─── RECORD EXTRACTS

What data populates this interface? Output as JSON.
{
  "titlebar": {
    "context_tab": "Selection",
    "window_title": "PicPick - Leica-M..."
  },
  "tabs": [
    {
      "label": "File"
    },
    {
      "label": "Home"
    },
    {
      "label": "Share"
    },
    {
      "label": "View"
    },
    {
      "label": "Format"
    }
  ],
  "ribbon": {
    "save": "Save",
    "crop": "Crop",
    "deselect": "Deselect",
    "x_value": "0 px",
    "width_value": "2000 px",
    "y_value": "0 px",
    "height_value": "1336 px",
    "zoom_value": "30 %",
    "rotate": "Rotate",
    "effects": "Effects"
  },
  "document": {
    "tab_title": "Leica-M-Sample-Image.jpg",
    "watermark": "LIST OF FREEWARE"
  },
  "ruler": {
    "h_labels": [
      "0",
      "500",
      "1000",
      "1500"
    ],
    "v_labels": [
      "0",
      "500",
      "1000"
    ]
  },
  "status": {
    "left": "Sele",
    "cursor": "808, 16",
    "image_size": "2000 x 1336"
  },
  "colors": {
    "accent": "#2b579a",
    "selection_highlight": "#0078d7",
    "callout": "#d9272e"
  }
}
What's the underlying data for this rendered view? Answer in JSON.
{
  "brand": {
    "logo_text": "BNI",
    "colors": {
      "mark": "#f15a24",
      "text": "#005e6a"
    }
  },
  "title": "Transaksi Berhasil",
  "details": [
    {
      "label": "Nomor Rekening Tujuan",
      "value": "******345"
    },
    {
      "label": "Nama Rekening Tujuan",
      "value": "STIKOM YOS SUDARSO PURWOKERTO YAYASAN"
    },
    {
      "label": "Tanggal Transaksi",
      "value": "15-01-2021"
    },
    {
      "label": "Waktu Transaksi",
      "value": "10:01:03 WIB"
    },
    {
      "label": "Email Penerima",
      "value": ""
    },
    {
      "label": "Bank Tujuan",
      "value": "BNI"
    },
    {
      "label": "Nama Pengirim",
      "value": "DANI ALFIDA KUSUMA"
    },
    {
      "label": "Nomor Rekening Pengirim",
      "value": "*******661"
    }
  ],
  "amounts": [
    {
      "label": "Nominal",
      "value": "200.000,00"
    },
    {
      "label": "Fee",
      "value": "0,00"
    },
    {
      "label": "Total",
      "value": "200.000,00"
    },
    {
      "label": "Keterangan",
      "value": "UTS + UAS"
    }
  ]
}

──────

* _WRITTEN EXERCISE_
Copy each line of the data above without altering a single character.

* _FINAL RESULT_
What data populates this interface? Output as JSON.
{
  "titlebar": {
    "context_tab": "Selection",
    "window_title": "PicPick - Leica-M..."
  },
  "tabs": [
    {
      "label": "File"
    },
    {
      "label": "Home"
    },
    {
      "label": "Share"
    },
    {
      "label": "View"
    },
    {
      "label": "Format"
    }
  ],
  "ribbon": {
    "save": "Save",
    "crop": "Crop",
    "deselect": "Deselect",
    "x_value": "0 px",
    "width_value": "2000 px",
    "y_value": "0 px",
    "height_value": "1336 px",
    "zoom_value": "30 %",
    "rotate": "Rotate",
    "effects": "Effects"
  },
  "document": {
    "tab_title": "Leica-M-Sample-Image.jpg",
    "watermark": "LIST OF FREEWARE"
  },
  "ruler": {
    "h_labels": [
      "0",
      "500",
      "1000",
      "1500"
    ],
    "v_labels": [
      "0",
      "500",
      "1000"
    ]
  },
  "status": {
    "left": "Sele",
    "cursor": "808, 16",
    "image_size": "2000 x 1336"
  },
  "colors": {
    "accent": "#2b579a",
    "selection_highlight": "#0078d7",
    "callout": "#d9272e"
  }
}
What's the underlying data for this rendered view? Answer in JSON.
{
  "brand": {
    "logo_text": "BNI",
    "colors": {
      "mark": "#f15a24",
      "text": "#005e6a"
    }
  },
  "title": "Transaksi Berhasil",
  "details": [
    {
      "label": "Nomor Rekening Tujuan",
      "value": "******345"
    },
    {
      "label": "Nama Rekening Tujuan",
      "value": "STIKOM YOS SUDARSO PURWOKERTO YAYASAN"
    },
    {
      "label": "Tanggal Transaksi",
      "value": "15-01-2021"
    },
    {
      "label": "Waktu Transaksi",
      "value": "10:01:03 WIB"
    },
    {
      "label": "Email Penerima",
      "value": ""
    },
    {
      "label": "Bank Tujuan",
      "value": "BNI"
    },
    {
      "label": "Nama Pengirim",
      "value": "DANI ALFIDA KUSUMA"
    },
    {
      "label": "Nomor Rekening Pengirim",
      "value": "*******661"
    }
  ],
  "amounts": [
    {
      "label": "Nominal",
      "value": "200.000,00"
    },
    {
      "label": "Fee",
      "value": "0,00"
    },
    {
      "label": "Total",
      "value": "200.000,00"
    },
    {
      "label": "Keterangan",
      "value": "UTS + UAS"
    }
  ]
}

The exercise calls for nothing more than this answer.